▶ [TASK REQUIREMENTS] Which lines contain the word "Output"? Return each of them as written.

Stored records:
○ ○ ○
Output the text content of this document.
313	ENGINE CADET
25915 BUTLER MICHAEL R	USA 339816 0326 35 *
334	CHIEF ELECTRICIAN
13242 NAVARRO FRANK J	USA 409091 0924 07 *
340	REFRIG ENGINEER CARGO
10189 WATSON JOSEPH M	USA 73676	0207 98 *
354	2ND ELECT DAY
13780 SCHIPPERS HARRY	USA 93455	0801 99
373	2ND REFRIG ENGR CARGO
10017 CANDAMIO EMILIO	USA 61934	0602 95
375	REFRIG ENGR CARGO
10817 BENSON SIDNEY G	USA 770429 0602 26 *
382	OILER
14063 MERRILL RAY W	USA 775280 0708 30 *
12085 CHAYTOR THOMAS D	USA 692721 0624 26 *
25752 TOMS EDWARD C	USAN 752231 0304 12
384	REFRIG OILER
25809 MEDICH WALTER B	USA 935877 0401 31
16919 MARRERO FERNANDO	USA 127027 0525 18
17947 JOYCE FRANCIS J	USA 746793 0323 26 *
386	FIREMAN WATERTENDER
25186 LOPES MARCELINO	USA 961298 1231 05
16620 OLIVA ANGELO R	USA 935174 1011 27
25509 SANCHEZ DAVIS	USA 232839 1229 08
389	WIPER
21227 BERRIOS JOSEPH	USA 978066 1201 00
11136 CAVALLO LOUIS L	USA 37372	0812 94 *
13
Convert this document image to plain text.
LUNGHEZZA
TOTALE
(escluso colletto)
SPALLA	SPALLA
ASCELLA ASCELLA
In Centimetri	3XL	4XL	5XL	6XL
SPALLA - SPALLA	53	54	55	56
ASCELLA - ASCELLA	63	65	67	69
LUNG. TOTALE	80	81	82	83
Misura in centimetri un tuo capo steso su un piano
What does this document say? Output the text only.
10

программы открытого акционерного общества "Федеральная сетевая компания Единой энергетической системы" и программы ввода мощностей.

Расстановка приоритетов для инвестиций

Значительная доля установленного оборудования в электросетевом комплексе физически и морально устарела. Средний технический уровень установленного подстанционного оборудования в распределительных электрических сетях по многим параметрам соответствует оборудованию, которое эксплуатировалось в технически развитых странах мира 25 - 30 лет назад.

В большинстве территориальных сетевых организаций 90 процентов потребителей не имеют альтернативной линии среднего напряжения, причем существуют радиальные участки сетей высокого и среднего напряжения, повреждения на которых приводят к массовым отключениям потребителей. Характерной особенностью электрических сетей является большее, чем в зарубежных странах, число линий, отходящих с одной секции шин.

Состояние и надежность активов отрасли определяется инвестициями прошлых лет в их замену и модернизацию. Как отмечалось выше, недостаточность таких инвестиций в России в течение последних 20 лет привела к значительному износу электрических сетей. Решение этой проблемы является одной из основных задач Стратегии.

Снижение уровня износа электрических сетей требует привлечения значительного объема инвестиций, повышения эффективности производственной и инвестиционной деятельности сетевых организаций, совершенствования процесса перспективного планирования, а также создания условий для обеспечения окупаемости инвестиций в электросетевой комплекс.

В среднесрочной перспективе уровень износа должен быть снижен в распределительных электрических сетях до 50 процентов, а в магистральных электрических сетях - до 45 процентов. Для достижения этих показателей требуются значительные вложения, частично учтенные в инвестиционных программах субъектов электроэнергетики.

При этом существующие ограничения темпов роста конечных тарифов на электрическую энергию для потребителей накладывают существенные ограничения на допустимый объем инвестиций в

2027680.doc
○ ○ ○
▶ [WRITTEN RESPONSE]
Output the text content of this document.
What does this document say? Output the text only.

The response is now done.